** start of DATASET ROWS **

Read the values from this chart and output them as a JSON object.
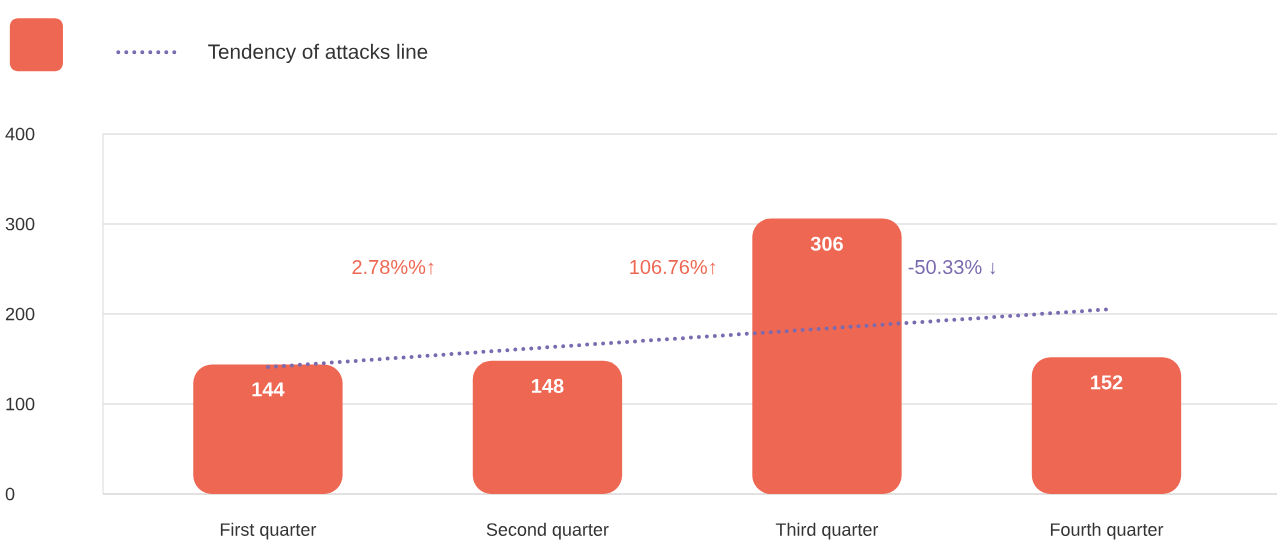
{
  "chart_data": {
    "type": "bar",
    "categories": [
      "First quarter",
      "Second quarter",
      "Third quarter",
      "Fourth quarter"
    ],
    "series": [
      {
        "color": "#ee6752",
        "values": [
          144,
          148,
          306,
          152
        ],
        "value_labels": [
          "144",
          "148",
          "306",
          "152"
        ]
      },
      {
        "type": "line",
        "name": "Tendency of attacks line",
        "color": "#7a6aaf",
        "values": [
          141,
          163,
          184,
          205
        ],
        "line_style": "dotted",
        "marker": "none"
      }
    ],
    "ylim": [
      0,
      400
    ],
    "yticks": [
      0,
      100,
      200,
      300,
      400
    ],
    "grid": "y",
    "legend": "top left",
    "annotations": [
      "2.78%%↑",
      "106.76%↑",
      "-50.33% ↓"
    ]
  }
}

** end of DATASET ROWS **
** start of DATASET ROWS **

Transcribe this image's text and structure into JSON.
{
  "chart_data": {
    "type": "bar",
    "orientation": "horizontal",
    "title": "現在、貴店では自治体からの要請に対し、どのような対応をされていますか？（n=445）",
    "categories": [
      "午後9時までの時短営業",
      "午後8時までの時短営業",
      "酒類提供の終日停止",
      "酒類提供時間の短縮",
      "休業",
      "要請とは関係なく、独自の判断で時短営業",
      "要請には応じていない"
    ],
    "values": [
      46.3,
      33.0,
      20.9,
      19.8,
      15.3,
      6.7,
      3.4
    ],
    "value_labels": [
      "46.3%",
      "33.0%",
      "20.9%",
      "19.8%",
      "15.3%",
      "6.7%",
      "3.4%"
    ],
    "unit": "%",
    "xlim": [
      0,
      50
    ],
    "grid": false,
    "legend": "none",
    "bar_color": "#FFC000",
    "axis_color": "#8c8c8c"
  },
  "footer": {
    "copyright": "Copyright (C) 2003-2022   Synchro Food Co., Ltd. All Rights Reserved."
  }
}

** end of DATASET ROWS **

DO THIS:
Go through the listing above and return every line where the word "JSON" occurs.

TASK SOLUTION:
Read the values from this chart and output them as a JSON object.
Transcribe this image's text and structure into JSON.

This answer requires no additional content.